## Begin Records
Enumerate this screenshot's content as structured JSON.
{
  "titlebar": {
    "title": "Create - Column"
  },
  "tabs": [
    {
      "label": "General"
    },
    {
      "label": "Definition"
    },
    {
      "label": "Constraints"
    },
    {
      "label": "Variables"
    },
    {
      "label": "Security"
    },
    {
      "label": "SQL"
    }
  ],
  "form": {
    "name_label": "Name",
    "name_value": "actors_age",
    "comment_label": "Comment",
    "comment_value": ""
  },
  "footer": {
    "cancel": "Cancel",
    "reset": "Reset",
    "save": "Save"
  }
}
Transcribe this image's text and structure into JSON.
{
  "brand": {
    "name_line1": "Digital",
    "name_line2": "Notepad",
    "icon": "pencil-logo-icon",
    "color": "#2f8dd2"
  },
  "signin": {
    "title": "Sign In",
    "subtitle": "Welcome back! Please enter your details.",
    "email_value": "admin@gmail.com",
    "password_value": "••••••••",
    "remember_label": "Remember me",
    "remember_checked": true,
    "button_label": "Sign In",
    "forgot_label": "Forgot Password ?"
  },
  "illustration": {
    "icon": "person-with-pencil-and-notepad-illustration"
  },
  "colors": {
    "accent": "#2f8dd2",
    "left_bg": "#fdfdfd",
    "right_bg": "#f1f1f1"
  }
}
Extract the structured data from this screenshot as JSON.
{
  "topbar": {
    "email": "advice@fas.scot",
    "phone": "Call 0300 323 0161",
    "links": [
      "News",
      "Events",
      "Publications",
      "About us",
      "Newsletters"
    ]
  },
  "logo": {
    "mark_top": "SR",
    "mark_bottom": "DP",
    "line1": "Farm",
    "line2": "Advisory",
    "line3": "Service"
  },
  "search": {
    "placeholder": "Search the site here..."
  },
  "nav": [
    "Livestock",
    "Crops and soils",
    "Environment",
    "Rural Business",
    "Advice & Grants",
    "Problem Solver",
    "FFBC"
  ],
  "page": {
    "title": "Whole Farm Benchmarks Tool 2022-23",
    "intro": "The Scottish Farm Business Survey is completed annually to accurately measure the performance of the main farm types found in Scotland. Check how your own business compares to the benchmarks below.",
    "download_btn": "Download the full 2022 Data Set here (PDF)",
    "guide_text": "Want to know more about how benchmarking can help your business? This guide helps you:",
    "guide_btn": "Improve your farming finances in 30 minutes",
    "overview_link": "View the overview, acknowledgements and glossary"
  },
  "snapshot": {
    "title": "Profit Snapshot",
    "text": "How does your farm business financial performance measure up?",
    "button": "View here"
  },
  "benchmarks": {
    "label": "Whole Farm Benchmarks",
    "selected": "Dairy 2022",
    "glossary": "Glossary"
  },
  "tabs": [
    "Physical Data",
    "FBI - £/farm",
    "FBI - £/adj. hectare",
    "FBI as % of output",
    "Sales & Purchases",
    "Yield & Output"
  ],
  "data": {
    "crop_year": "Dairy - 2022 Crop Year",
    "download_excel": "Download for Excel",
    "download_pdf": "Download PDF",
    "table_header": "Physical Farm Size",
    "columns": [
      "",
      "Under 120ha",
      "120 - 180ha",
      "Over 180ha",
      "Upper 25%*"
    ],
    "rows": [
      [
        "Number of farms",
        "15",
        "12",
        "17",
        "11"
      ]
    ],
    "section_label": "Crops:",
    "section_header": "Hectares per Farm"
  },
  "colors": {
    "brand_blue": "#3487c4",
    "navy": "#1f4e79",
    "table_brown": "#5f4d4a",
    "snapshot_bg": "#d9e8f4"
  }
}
## End Records
* **Problem to work on**: Print all of the entries exactly as they are written.

* **Answer for the task**:
Enumerate this screenshot's content as structured JSON.
{
  "titlebar": {
    "title": "Create - Column"
  },
  "tabs": [
    {
      "label": "General"
    },
    {
      "label": "Definition"
    },
    {
      "label": "Constraints"
    },
    {
      "label": "Variables"
    },
    {
      "label": "Security"
    },
    {
      "label": "SQL"
    }
  ],
  "form": {
    "name_label": "Name",
    "name_value": "actors_age",
    "comment_label": "Comment",
    "comment_value": ""
  },
  "footer": {
    "cancel": "Cancel",
    "reset": "Reset",
    "save": "Save"
  }
}
Transcribe this image's text and structure into JSON.
{
  "brand": {
    "name_line1": "Digital",
    "name_line2": "Notepad",
    "icon": "pencil-logo-icon",
    "color": "#2f8dd2"
  },
  "signin": {
    "title": "Sign In",
    "subtitle": "Welcome back! Please enter your details.",
    "email_value": "admin@gmail.com",
    "password_value": "••••••••",
    "remember_label": "Remember me",
    "remember_checked": true,
    "button_label": "Sign In",
    "forgot_label": "Forgot Password ?"
  },
  "illustration": {
    "icon": "person-with-pencil-and-notepad-illustration"
  },
  "colors": {
    "accent": "#2f8dd2",
    "left_bg": "#fdfdfd",
    "right_bg": "#f1f1f1"
  }
}
Extract the structured data from this screenshot as JSON.
{
  "topbar": {
    "email": "advice@fas.scot",
    "phone": "Call 0300 323 0161",
    "links": [
      "News",
      "Events",
      "Publications",
      "About us",
      "Newsletters"
    ]
  },
  "logo": {
    "mark_top": "SR",
    "mark_bottom": "DP",
    "line1": "Farm",
    "line2": "Advisory",
    "line3": "Service"
  },
  "search": {
    "placeholder": "Search the site here..."
  },
  "nav": [
    "Livestock",
    "Crops and soils",
    "Environment",
    "Rural Business",
    "Advice & Grants",
    "Problem Solver",
    "FFBC"
  ],
  "page": {
    "title": "Whole Farm Benchmarks Tool 2022-23",
    "intro": "The Scottish Farm Business Survey is completed annually to accurately measure the performance of the main farm types found in Scotland. Check how your own business compares to the benchmarks below.",
    "download_btn": "Download the full 2022 Data Set here (PDF)",
    "guide_text": "Want to know more about how benchmarking can help your business? This guide helps you:",
    "guide_btn": "Improve your farming finances in 30 minutes",
    "overview_link": "View the overview, acknowledgements and glossary"
  },
  "snapshot": {
    "title": "Profit Snapshot",
    "text": "How does your farm business financial performance measure up?",
    "button": "View here"
  },
  "benchmarks": {
    "label": "Whole Farm Benchmarks",
    "selected": "Dairy 2022",
    "glossary": "Glossary"
  },
  "tabs": [
    "Physical Data",
    "FBI - £/farm",
    "FBI - £/adj. hectare",
    "FBI as % of output",
    "Sales & Purchases",
    "Yield & Output"
  ],
  "data": {
    "crop_year": "Dairy - 2022 Crop Year",
    "download_excel": "Download for Excel",
    "download_pdf": "Download PDF",
    "table_header": "Physical Farm Size",
    "columns": [
      "",
      "Under 120ha",
      "120 - 180ha",
      "Over 180ha",
      "Upper 25%*"
    ],
    "rows": [
      [
        "Number of farms",
        "15",
        "12",
        "17",
        "11"
      ]
    ],
    "section_label": "Crops:",
    "section_header": "Hectares per Farm"
  },
  "colors": {
    "brand_blue": "#3487c4",
    "navy": "#1f4e79",
    "table_brown": "#5f4d4a",
    "snapshot_bg": "#d9e8f4"
  }
}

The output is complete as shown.